[Source records]
=-=-=-=-=

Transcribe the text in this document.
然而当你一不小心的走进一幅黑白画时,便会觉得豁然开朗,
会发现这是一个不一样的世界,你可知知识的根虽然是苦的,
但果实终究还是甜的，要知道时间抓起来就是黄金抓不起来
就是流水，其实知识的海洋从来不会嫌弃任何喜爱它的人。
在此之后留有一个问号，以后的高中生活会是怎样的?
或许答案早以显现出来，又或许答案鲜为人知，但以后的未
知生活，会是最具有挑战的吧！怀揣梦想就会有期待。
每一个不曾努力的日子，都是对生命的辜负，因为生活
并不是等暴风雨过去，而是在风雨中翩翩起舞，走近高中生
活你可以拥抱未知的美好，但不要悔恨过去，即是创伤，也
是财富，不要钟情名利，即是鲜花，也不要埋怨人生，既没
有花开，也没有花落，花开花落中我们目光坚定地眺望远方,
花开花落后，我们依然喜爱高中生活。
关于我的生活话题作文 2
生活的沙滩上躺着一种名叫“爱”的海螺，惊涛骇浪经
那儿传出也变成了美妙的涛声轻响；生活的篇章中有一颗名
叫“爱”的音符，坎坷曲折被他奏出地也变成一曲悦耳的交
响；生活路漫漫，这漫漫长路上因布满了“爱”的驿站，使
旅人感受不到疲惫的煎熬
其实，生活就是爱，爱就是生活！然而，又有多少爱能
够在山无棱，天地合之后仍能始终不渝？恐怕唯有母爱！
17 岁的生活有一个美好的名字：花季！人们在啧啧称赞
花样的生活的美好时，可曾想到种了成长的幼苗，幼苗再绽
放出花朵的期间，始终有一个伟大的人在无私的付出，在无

=-=-=-=-=

[Instruction] Write the material out again in its entirety, exactly as shown.

[Task result]
Transcribe the text in this document.
然而当你一不小心的走进一幅黑白画时,便会觉得豁然开朗,
会发现这是一个不一样的世界,你可知知识的根虽然是苦的,
但果实终究还是甜的，要知道时间抓起来就是黄金抓不起来
就是流水，其实知识的海洋从来不会嫌弃任何喜爱它的人。
在此之后留有一个问号，以后的高中生活会是怎样的?
或许答案早以显现出来，又或许答案鲜为人知，但以后的未
知生活，会是最具有挑战的吧！怀揣梦想就会有期待。
每一个不曾努力的日子，都是对生命的辜负，因为生活
并不是等暴风雨过去，而是在风雨中翩翩起舞，走近高中生
活你可以拥抱未知的美好，但不要悔恨过去，即是创伤，也
是财富，不要钟情名利，即是鲜花，也不要埋怨人生，既没
有花开，也没有花落，花开花落中我们目光坚定地眺望远方,
花开花落后，我们依然喜爱高中生活。
关于我的生活话题作文 2
生活的沙滩上躺着一种名叫“爱”的海螺，惊涛骇浪经
那儿传出也变成了美妙的涛声轻响；生活的篇章中有一颗名
叫“爱”的音符，坎坷曲折被他奏出地也变成一曲悦耳的交
响；生活路漫漫，这漫漫长路上因布满了“爱”的驿站，使
旅人感受不到疲惫的煎熬
其实，生活就是爱，爱就是生活！然而，又有多少爱能
够在山无棱，天地合之后仍能始终不渝？恐怕唯有母爱！
17 岁的生活有一个美好的名字：花季！人们在啧啧称赞
花样的生活的美好时，可曾想到种了成长的幼苗，幼苗再绽
放出花朵的期间，始终有一个伟大的人在无私的付出，在无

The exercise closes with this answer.